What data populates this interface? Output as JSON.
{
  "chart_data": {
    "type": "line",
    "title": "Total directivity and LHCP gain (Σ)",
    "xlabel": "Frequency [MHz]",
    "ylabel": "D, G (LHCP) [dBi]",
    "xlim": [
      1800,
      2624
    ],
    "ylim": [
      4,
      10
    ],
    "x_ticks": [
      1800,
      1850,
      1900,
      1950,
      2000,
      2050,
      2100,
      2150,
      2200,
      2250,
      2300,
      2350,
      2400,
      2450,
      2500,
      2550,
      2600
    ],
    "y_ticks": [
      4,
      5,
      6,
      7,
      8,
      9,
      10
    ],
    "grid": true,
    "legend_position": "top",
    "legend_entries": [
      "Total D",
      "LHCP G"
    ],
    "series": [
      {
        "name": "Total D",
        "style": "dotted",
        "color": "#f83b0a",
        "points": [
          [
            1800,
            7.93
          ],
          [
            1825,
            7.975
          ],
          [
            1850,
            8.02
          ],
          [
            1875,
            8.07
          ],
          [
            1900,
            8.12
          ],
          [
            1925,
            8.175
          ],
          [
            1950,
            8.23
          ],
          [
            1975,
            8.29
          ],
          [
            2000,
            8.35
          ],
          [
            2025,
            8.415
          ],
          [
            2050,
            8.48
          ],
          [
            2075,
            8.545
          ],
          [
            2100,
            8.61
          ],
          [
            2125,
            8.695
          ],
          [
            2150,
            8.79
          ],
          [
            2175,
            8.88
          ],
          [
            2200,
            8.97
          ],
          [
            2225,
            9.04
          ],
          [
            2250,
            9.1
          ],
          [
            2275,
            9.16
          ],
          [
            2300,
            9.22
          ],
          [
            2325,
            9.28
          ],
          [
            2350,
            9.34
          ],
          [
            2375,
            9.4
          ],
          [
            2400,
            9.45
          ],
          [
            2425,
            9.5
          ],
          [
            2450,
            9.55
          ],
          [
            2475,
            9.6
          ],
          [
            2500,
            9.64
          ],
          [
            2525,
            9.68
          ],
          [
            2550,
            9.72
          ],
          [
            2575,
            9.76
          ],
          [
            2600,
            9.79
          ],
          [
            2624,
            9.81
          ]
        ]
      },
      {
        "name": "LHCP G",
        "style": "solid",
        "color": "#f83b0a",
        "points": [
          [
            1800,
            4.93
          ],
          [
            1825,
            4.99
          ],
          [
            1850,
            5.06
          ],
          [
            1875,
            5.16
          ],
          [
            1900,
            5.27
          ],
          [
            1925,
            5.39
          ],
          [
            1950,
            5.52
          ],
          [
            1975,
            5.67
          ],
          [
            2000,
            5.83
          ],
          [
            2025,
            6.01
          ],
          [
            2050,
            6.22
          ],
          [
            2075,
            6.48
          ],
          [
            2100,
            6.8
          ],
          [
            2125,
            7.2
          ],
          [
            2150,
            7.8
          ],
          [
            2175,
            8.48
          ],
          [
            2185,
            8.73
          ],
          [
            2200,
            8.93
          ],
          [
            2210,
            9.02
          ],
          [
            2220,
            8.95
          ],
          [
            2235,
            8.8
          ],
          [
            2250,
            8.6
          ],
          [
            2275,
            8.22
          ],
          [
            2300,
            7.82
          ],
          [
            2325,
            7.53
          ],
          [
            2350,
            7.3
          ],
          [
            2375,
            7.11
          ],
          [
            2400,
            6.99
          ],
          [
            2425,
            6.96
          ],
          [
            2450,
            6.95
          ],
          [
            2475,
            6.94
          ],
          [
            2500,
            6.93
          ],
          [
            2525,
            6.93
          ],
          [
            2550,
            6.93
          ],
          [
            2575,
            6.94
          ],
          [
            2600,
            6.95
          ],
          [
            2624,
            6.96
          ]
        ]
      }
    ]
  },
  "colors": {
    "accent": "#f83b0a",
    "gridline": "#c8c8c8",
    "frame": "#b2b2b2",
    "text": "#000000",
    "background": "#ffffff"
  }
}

Aim
Your task is to extract all of the records exactly.

Written reply
What data populates this interface? Output as JSON.
{
  "chart_data": {
    "type": "line",
    "title": "Total directivity and LHCP gain (Σ)",
    "xlabel": "Frequency [MHz]",
    "ylabel": "D, G (LHCP) [dBi]",
    "xlim": [
      1800,
      2624
    ],
    "ylim": [
      4,
      10
    ],
    "x_ticks": [
      1800,
      1850,
      1900,
      1950,
      2000,
      2050,
      2100,
      2150,
      2200,
      2250,
      2300,
      2350,
      2400,
      2450,
      2500,
      2550,
      2600
    ],
    "y_ticks": [
      4,
      5,
      6,
      7,
      8,
      9,
      10
    ],
    "grid": true,
    "legend_position": "top",
    "legend_entries": [
      "Total D",
      "LHCP G"
    ],
    "series": [
      {
        "name": "Total D",
        "style": "dotted",
        "color": "#f83b0a",
        "points": [
          [
            1800,
            7.93
          ],
          [
            1825,
            7.975
          ],
          [
            1850,
            8.02
          ],
          [
            1875,
            8.07
          ],
          [
            1900,
            8.12
          ],
          [
            1925,
            8.175
          ],
          [
            1950,
            8.23
          ],
          [
            1975,
            8.29
          ],
          [
            2000,
            8.35
          ],
          [
            2025,
            8.415
          ],
          [
            2050,
            8.48
          ],
          [
            2075,
            8.545
          ],
          [
            2100,
            8.61
          ],
          [
            2125,
            8.695
          ],
          [
            2150,
            8.79
          ],
          [
            2175,
            8.88
          ],
          [
            2200,
            8.97
          ],
          [
            2225,
            9.04
          ],
          [
            2250,
            9.1
          ],
          [
            2275,
            9.16
          ],
          [
            2300,
            9.22
          ],
          [
            2325,
            9.28
          ],
          [
            2350,
            9.34
          ],
          [
            2375,
            9.4
          ],
          [
            2400,
            9.45
          ],
          [
            2425,
            9.5
          ],
          [
            2450,
            9.55
          ],
          [
            2475,
            9.6
          ],
          [
            2500,
            9.64
          ],
          [
            2525,
            9.68
          ],
          [
            2550,
            9.72
          ],
          [
            2575,
            9.76
          ],
          [
            2600,
            9.79
          ],
          [
            2624,
            9.81
          ]
        ]
      },
      {
        "name": "LHCP G",
        "style": "solid",
        "color": "#f83b0a",
        "points": [
          [
            1800,
            4.93
          ],
          [
            1825,
            4.99
          ],
          [
            1850,
            5.06
          ],
          [
            1875,
            5.16
          ],
          [
            1900,
            5.27
          ],
          [
            1925,
            5.39
          ],
          [
            1950,
            5.52
          ],
          [
            1975,
            5.67
          ],
          [
            2000,
            5.83
          ],
          [
            2025,
            6.01
          ],
          [
            2050,
            6.22
          ],
          [
            2075,
            6.48
          ],
          [
            2100,
            6.8
          ],
          [
            2125,
            7.2
          ],
          [
            2150,
            7.8
          ],
          [
            2175,
            8.48
          ],
          [
            2185,
            8.73
          ],
          [
            2200,
            8.93
          ],
          [
            2210,
            9.02
          ],
          [
            2220,
            8.95
          ],
          [
            2235,
            8.8
          ],
          [
            2250,
            8.6
          ],
          [
            2275,
            8.22
          ],
          [
            2300,
            7.82
          ],
          [
            2325,
            7.53
          ],
          [
            2350,
            7.3
          ],
          [
            2375,
            7.11
          ],
          [
            2400,
            6.99
          ],
          [
            2425,
            6.96
          ],
          [
            2450,
            6.95
          ],
          [
            2475,
            6.94
          ],
          [
            2500,
            6.93
          ],
          [
            2525,
            6.93
          ],
          [
            2550,
            6.93
          ],
          [
            2575,
            6.94
          ],
          [
            2600,
            6.95
          ],
          [
            2624,
            6.96
          ]
        ]
      }
    ]
  },
  "colors": {
    "accent": "#f83b0a",
    "gridline": "#c8c8c8",
    "frame": "#b2b2b2",
    "text": "#000000",
    "background": "#ffffff"
  }
}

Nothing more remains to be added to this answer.